> **Records from a dataset**:
%%
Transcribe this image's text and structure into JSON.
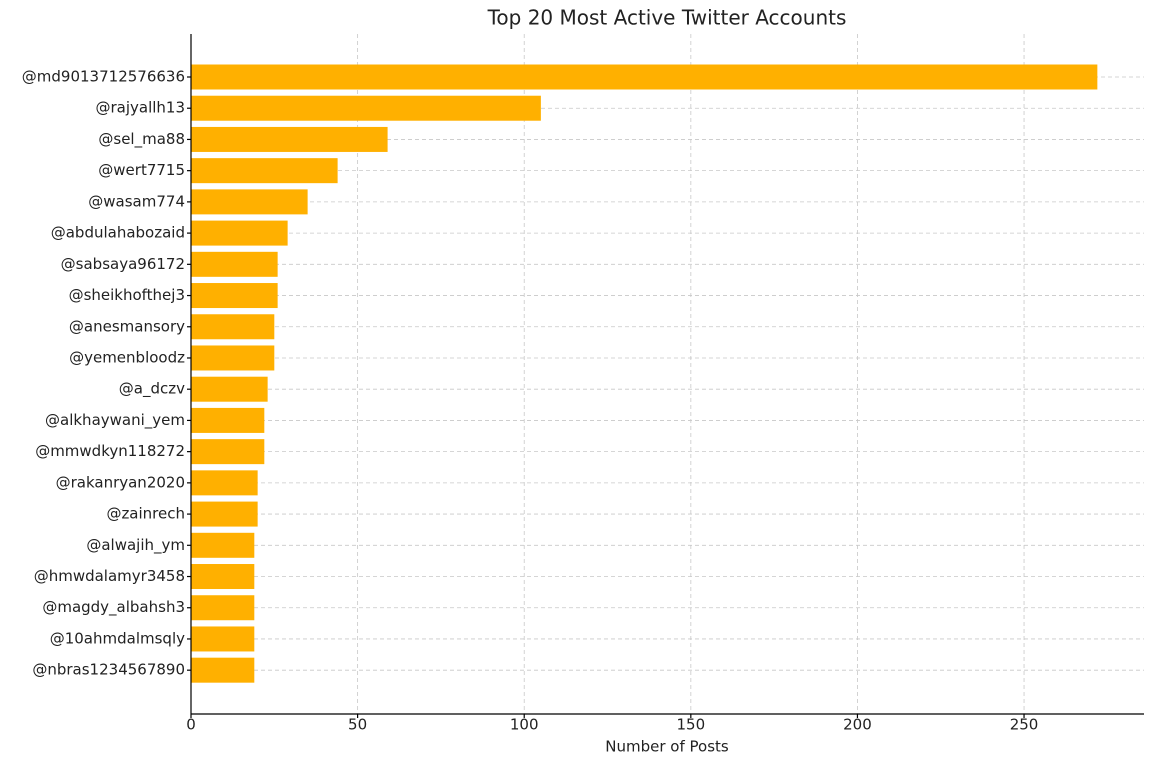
{
  "chart_data": {
    "type": "bar",
    "orientation": "horizontal",
    "title": "Top 20 Most Active Twitter Accounts",
    "x_label": "Number of Posts",
    "categories": [
      "@md9013712576636",
      "@rajyallh13",
      "@sel_ma88",
      "@wert7715",
      "@wasam774",
      "@abdulahabozaid",
      "@sabsaya96172",
      "@sheikhofthej3",
      "@anesmansory",
      "@yemenbloodz",
      "@a_dczv",
      "@alkhaywani_yem",
      "@mmwdkyn118272",
      "@rakanryan2020",
      "@zainrech",
      "@alwajih_ym",
      "@hmwdalamyr3458",
      "@magdy_albahsh3",
      "@10ahmdalmsqly",
      "@nbras1234567890"
    ],
    "values": [
      272,
      105,
      59,
      44,
      35,
      29,
      26,
      26,
      25,
      25,
      23,
      22,
      22,
      20,
      20,
      19,
      19,
      19,
      19,
      19
    ],
    "color": "#ffb000",
    "xlim": [
      0,
      286
    ],
    "xticks": [
      0,
      50,
      100,
      150,
      200,
      250
    ],
    "grid": true
  }
}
%%
> **EXERCISE DIRECTIONS**:
Excluding the pictures, reproduce every entry exactly as given.

> **PROBLEM SOLUTION**:
Transcribe this image's text and structure into JSON.
{
  "chart_data": {
    "type": "bar",
    "orientation": "horizontal",
    "title": "Top 20 Most Active Twitter Accounts",
    "x_label": "Number of Posts",
    "categories": [
      "@md9013712576636",
      "@rajyallh13",
      "@sel_ma88",
      "@wert7715",
      "@wasam774",
      "@abdulahabozaid",
      "@sabsaya96172",
      "@sheikhofthej3",
      "@anesmansory",
      "@yemenbloodz",
      "@a_dczv",
      "@alkhaywani_yem",
      "@mmwdkyn118272",
      "@rakanryan2020",
      "@zainrech",
      "@alwajih_ym",
      "@hmwdalamyr3458",
      "@magdy_albahsh3",
      "@10ahmdalmsqly",
      "@nbras1234567890"
    ],
    "values": [
      272,
      105,
      59,
      44,
      35,
      29,
      26,
      26,
      25,
      25,
      23,
      22,
      22,
      20,
      20,
      19,
      19,
      19,
      19,
      19
    ],
    "color": "#ffb000",
    "xlim": [
      0,
      286
    ],
    "xticks": [
      0,
      50,
      100,
      150,
      200,
      250
    ],
    "grid": true
  }
}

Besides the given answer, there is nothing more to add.